# [TASK GOAL]
Return all lines in the material below that contain "materiały".

=== LISTED RECORDS ===

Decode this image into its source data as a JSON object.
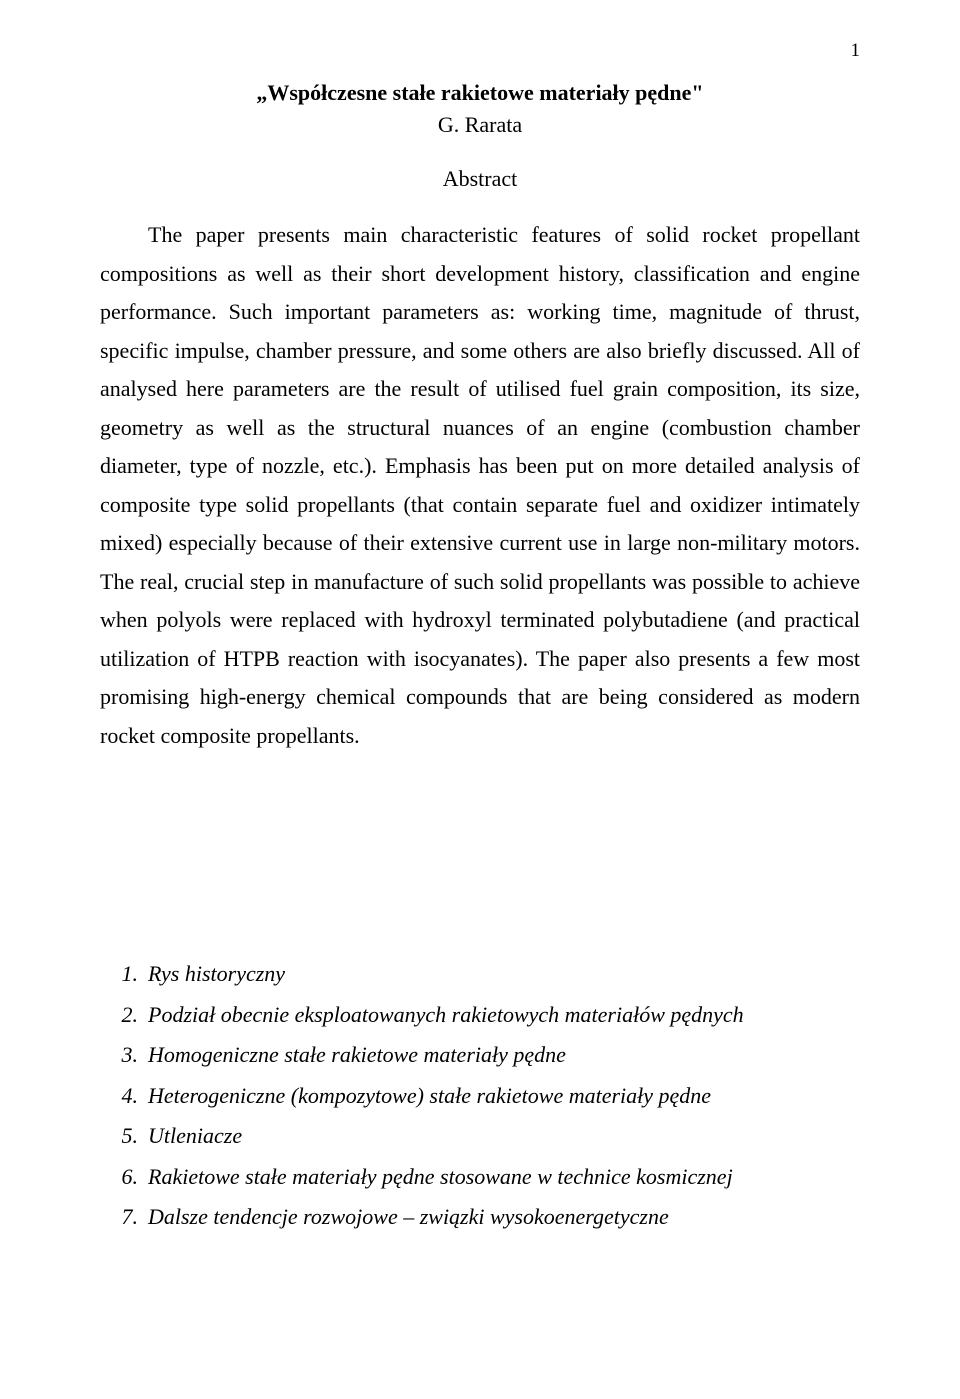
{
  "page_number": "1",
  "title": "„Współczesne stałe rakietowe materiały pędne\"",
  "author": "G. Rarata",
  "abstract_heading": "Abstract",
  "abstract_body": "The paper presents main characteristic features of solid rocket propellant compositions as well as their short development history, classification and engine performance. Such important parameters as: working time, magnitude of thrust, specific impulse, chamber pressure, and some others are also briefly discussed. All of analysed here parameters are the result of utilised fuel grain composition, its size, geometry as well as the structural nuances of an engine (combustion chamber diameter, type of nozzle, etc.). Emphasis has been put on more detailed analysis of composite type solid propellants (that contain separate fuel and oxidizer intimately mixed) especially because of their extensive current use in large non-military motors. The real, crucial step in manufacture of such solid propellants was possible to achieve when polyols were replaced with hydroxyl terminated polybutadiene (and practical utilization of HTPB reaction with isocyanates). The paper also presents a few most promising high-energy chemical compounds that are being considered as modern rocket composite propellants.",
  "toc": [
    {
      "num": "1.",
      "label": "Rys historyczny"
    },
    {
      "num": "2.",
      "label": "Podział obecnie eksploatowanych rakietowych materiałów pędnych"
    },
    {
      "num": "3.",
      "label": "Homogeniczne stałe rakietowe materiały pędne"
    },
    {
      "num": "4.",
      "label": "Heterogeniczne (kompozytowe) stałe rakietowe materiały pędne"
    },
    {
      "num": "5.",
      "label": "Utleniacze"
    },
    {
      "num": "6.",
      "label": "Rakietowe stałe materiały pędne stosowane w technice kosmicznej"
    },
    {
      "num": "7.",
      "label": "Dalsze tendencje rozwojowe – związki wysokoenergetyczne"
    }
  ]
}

===

# [RESPONSE]
  "title": "„Współczesne stałe rakietowe materiały pędne\"",
      "label": "Homogeniczne stałe rakietowe materiały pędne"
      "label": "Heterogeniczne (kompozytowe) stałe rakietowe materiały pędne"
      "label": "Rakietowe stałe materiały pędne stosowane w technice kosmicznej"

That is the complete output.